#### DATASET ROWS ####
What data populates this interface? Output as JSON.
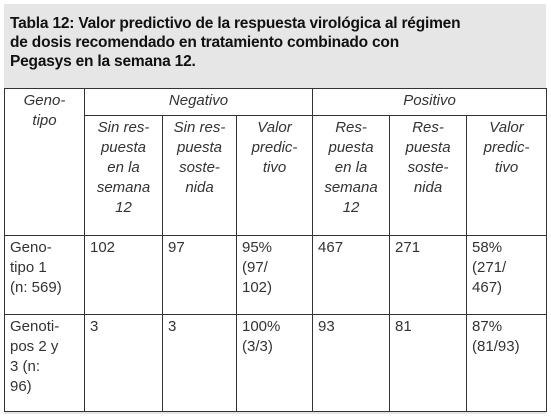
{
  "title": "Tabla 12: Valor predictivo de la respuesta virológica al régimen\nde dosis recomendado en tratamiento combinado con\nPegasys en la semana 12.",
  "table": {
    "corner": "Geno-\ntipo",
    "groups": [
      "Negativo",
      "Positivo"
    ],
    "columns": [
      "Sin res-\npuesta\nen la\nsemana\n12",
      "Sin res-\npuesta\nsoste-\nnida",
      "Valor\npredic-\ntivo",
      "Res-\npuesta\nen la\nsemana\n12",
      "Res-\npuesta\nsoste-\nnida",
      "Valor\npredic-\ntivo"
    ],
    "rows": [
      [
        "Geno-\ntipo 1\n(n: 569)",
        "102",
        "97",
        "95%\n(97/\n102)",
        "467",
        "271",
        "58%\n(271/\n467)"
      ],
      [
        "Genoti-\npos 2 y\n3 (n:\n96)",
        "3",
        "3",
        "100%\n(3/3)",
        "93",
        "81",
        "87%\n(81/93)"
      ]
    ]
  }
}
####
■ TASK GOAL ■
From the material above, copy everything exactly but the pictures.

■ TASK OUTPUT ■
What data populates this interface? Output as JSON.
{
  "title": "Tabla 12: Valor predictivo de la respuesta virológica al régimen\nde dosis recomendado en tratamiento combinado con\nPegasys en la semana 12.",
  "table": {
    "corner": "Geno-\ntipo",
    "groups": [
      "Negativo",
      "Positivo"
    ],
    "columns": [
      "Sin res-\npuesta\nen la\nsemana\n12",
      "Sin res-\npuesta\nsoste-\nnida",
      "Valor\npredic-\ntivo",
      "Res-\npuesta\nen la\nsemana\n12",
      "Res-\npuesta\nsoste-\nnida",
      "Valor\npredic-\ntivo"
    ],
    "rows": [
      [
        "Geno-\ntipo 1\n(n: 569)",
        "102",
        "97",
        "95%\n(97/\n102)",
        "467",
        "271",
        "58%\n(271/\n467)"
      ],
      [
        "Genoti-\npos 2 y\n3 (n:\n96)",
        "3",
        "3",
        "100%\n(3/3)",
        "93",
        "81",
        "87%\n(81/93)"
      ]
    ]
  }
}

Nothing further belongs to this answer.